▶ THE PROBLEM
What is the number of lines holding the word "Αποφύγετε"? Write that number and nothing else.

▶ RECORD EXTRACTS
..............................

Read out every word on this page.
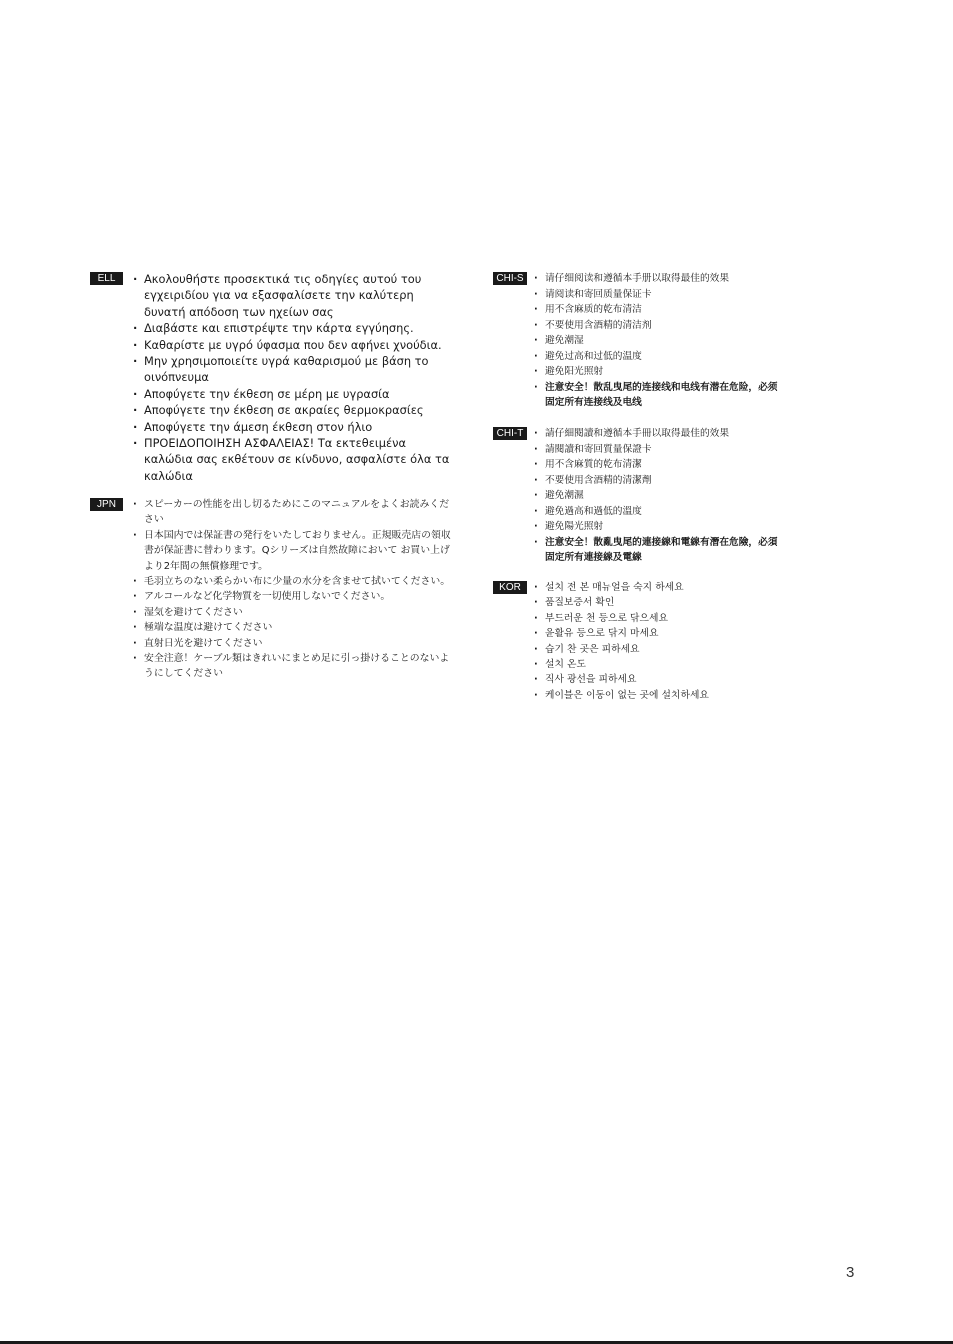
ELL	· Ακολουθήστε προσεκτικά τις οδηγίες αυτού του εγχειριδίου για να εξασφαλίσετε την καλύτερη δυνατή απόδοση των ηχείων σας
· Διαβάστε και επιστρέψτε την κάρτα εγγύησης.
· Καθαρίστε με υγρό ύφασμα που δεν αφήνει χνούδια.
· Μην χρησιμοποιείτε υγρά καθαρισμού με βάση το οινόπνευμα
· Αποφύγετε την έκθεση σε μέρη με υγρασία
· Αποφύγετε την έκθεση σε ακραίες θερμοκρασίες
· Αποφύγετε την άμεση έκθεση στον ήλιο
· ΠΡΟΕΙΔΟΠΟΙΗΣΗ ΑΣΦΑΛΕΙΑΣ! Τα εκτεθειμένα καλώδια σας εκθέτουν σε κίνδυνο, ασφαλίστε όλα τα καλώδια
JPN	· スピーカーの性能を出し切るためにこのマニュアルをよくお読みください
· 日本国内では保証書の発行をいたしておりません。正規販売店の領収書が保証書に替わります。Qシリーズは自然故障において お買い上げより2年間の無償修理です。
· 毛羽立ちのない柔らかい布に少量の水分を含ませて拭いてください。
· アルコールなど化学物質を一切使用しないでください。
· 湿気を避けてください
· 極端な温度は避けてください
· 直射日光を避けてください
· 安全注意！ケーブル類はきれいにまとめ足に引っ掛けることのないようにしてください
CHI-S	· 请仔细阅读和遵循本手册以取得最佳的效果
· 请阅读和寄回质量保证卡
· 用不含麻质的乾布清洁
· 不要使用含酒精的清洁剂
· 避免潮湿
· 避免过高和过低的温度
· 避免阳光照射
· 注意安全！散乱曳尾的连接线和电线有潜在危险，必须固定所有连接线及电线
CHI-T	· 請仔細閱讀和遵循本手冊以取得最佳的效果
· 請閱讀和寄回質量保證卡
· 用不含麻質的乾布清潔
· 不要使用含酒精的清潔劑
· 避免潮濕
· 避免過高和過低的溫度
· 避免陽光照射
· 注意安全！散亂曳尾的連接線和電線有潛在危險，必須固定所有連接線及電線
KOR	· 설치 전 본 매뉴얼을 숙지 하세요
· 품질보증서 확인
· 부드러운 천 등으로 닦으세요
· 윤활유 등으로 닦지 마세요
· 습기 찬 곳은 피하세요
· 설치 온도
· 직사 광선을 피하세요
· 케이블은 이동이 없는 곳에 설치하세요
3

..............................

▶ ANSWER TO THIS TASK
3